What to produce:
Go through the records and show each line where the word "Autobuses" occurs.

Records provided:

::::

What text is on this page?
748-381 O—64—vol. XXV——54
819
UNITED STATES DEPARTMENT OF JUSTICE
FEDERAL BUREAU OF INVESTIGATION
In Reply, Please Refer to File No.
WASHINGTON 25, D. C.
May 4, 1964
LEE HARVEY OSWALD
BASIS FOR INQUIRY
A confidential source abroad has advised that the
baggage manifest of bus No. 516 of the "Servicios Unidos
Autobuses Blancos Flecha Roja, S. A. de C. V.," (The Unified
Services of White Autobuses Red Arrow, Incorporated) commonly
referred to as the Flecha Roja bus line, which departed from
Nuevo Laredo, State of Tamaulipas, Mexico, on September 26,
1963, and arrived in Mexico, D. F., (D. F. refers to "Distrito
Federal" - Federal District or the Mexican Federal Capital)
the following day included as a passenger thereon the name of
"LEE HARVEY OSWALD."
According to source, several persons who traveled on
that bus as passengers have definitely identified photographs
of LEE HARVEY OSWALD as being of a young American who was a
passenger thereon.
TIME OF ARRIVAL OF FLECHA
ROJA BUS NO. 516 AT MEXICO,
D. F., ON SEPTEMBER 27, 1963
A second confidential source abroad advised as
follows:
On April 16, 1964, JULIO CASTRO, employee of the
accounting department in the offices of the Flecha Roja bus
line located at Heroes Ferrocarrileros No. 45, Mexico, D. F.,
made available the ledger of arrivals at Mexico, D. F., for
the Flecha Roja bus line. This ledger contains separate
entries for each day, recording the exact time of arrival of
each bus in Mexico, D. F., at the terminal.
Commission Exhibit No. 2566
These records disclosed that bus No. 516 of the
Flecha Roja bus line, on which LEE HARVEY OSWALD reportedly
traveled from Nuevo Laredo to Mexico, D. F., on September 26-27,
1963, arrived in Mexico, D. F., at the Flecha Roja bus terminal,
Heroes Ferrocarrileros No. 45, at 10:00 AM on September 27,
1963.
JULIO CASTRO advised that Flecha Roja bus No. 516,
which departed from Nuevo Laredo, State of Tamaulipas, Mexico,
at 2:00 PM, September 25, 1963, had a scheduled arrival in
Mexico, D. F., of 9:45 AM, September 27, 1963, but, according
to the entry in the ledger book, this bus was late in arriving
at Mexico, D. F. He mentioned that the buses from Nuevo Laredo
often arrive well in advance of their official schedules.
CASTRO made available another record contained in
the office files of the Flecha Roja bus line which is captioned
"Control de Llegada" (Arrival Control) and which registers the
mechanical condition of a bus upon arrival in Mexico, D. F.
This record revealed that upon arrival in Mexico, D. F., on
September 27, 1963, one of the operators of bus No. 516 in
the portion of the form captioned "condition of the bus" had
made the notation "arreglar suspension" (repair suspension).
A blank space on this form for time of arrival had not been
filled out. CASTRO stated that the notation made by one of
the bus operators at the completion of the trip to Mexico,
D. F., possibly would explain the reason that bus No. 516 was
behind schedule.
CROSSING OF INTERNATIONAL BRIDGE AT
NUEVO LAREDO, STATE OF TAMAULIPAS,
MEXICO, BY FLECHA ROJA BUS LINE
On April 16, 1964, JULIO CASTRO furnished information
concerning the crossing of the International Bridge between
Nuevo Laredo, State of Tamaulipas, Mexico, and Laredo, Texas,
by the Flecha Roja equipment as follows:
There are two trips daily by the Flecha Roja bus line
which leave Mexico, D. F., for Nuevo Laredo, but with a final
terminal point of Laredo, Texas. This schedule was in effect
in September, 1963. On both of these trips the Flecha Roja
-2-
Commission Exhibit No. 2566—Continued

::::

Answer for this exercise:
Autobuses Blancos Flecha Roja, S. A. de C. V.," (The Unified
Services of White Autobuses Red Arrow, Incorporated) commonly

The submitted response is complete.